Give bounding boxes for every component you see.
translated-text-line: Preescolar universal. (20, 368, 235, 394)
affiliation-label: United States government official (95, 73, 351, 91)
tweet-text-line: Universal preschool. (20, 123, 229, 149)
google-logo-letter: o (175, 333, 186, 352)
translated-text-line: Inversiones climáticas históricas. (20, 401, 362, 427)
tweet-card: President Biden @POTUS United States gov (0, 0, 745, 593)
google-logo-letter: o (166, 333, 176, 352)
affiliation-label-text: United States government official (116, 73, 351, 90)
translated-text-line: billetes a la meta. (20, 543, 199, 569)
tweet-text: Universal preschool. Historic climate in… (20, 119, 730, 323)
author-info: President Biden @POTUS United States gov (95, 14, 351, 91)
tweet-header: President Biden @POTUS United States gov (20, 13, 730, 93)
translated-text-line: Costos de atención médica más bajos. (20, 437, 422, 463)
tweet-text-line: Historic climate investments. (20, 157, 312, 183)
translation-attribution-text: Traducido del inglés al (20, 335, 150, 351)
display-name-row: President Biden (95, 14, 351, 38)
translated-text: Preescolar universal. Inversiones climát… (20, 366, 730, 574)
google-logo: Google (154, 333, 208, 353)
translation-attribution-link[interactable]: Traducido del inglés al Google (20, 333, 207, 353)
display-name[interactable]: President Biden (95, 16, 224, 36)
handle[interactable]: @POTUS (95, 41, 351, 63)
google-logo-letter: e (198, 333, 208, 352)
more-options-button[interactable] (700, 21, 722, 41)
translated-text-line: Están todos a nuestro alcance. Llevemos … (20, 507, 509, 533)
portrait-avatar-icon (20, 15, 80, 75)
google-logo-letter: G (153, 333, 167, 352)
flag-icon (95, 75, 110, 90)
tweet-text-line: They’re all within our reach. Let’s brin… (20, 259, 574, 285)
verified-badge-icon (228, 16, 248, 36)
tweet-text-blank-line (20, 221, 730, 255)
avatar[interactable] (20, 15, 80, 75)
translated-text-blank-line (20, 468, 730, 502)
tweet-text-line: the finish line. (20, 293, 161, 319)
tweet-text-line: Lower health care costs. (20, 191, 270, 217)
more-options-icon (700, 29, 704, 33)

☆ ☆ ☆ ☆

Aktualisiere das Material ab dem Anfang bis einschließlich der Zeile mit „google-logo: Google (154, 333, 208, 353)“, indem du „translated-text-line“ überall durch „translated-line“ ersetzt. Gib nur diese Zeilen wieder und lass alles andere unverändert.

Give bounding boxes for every component you see.
translated-line: Preescolar universal. (20, 368, 235, 394)
affiliation-label: United States government official (95, 73, 351, 91)
tweet-text-line: Universal preschool. (20, 123, 229, 149)
google-logo-letter: o (175, 333, 186, 352)
translated-line: Inversiones climáticas históricas. (20, 401, 362, 427)
tweet-card: President Biden @POTUS United States gov (0, 0, 745, 593)
google-logo-letter: o (166, 333, 176, 352)
affiliation-label-text: United States government official (116, 73, 351, 90)
translated-line: billetes a la meta. (20, 543, 199, 569)
tweet-text: Universal preschool. Historic climate in… (20, 119, 730, 323)
author-info: President Biden @POTUS United States gov (95, 14, 351, 91)
tweet-header: President Biden @POTUS United States gov (20, 13, 730, 93)
translated-line: Costos de atención médica más bajos. (20, 437, 422, 463)
tweet-text-line: Historic climate investments. (20, 157, 312, 183)
translation-attribution-text: Traducido del inglés al (20, 335, 150, 351)
display-name-row: President Biden (95, 14, 351, 38)
translated-text: Preescolar universal. Inversiones climát… (20, 366, 730, 574)
google-logo: Google (154, 333, 208, 353)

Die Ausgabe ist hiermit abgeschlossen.